Which lines hold the word "into"? Copy each one.
▼
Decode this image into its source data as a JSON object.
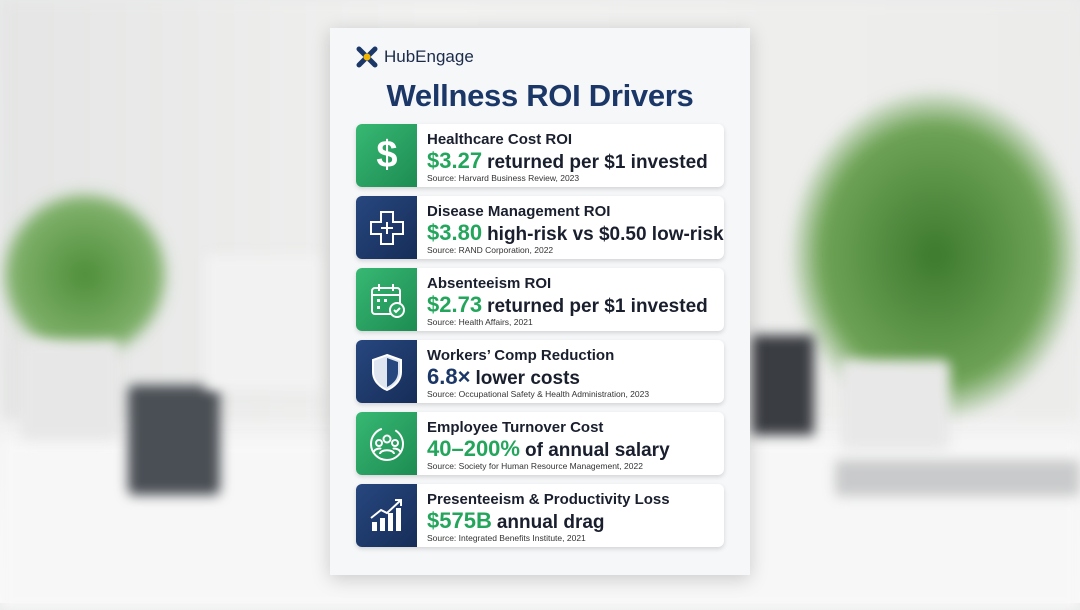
{
  "brand": "HubEngage",
  "title": "Wellness ROI Drivers",
  "items": [
    {
      "title": "Healthcare Cost ROI",
      "highlight": "$3.27",
      "rest": "returned per $1 invested",
      "source": "Source: Harvard Business Review, 2023",
      "icon_color": "green",
      "highlight_color": "#23a65c"
    },
    {
      "title": "Disease Management ROI",
      "highlight": "$3.80",
      "rest": "high-risk vs $0.50 low-risk",
      "source": "Source: RAND Corporation, 2022",
      "icon_color": "navy",
      "highlight_color": "#23a65c"
    },
    {
      "title": "Absenteeism ROI",
      "highlight": "$2.73",
      "rest": "returned per $1 invested",
      "source": "Source: Health Affairs, 2021",
      "icon_color": "green",
      "highlight_color": "#23a65c"
    },
    {
      "title": "Workers’ Comp Reduction",
      "highlight": "6.8×",
      "rest": "lower costs",
      "source": "Source: Occupational Safety & Health Administration, 2023",
      "icon_color": "navy",
      "highlight_color": "#1b3768"
    },
    {
      "title": "Employee Turnover Cost",
      "highlight": "40–200%",
      "rest": "of annual salary",
      "source": "Source: Society for Human Resource Management, 2022",
      "icon_color": "green",
      "highlight_color": "#23a65c"
    },
    {
      "title": "Presenteeism & Productivity Loss",
      "highlight": "$575B",
      "rest": "annual drag",
      "source": "Source: Integrated Benefits Institute, 2021",
      "icon_color": "navy",
      "highlight_color": "#23a65c"
    }
  ]
}
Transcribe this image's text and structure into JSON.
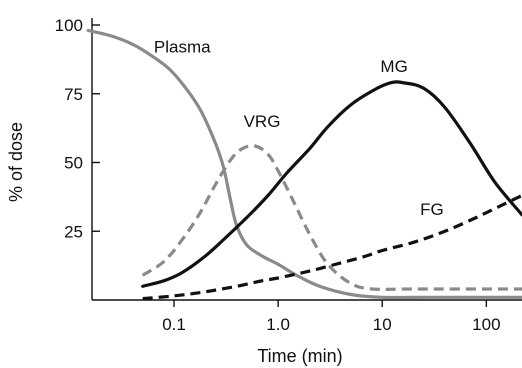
▲
● ANSWER BELOW:
Decode this image into its source data as a JSON object.
Transcribe this image's text and structure into JSON.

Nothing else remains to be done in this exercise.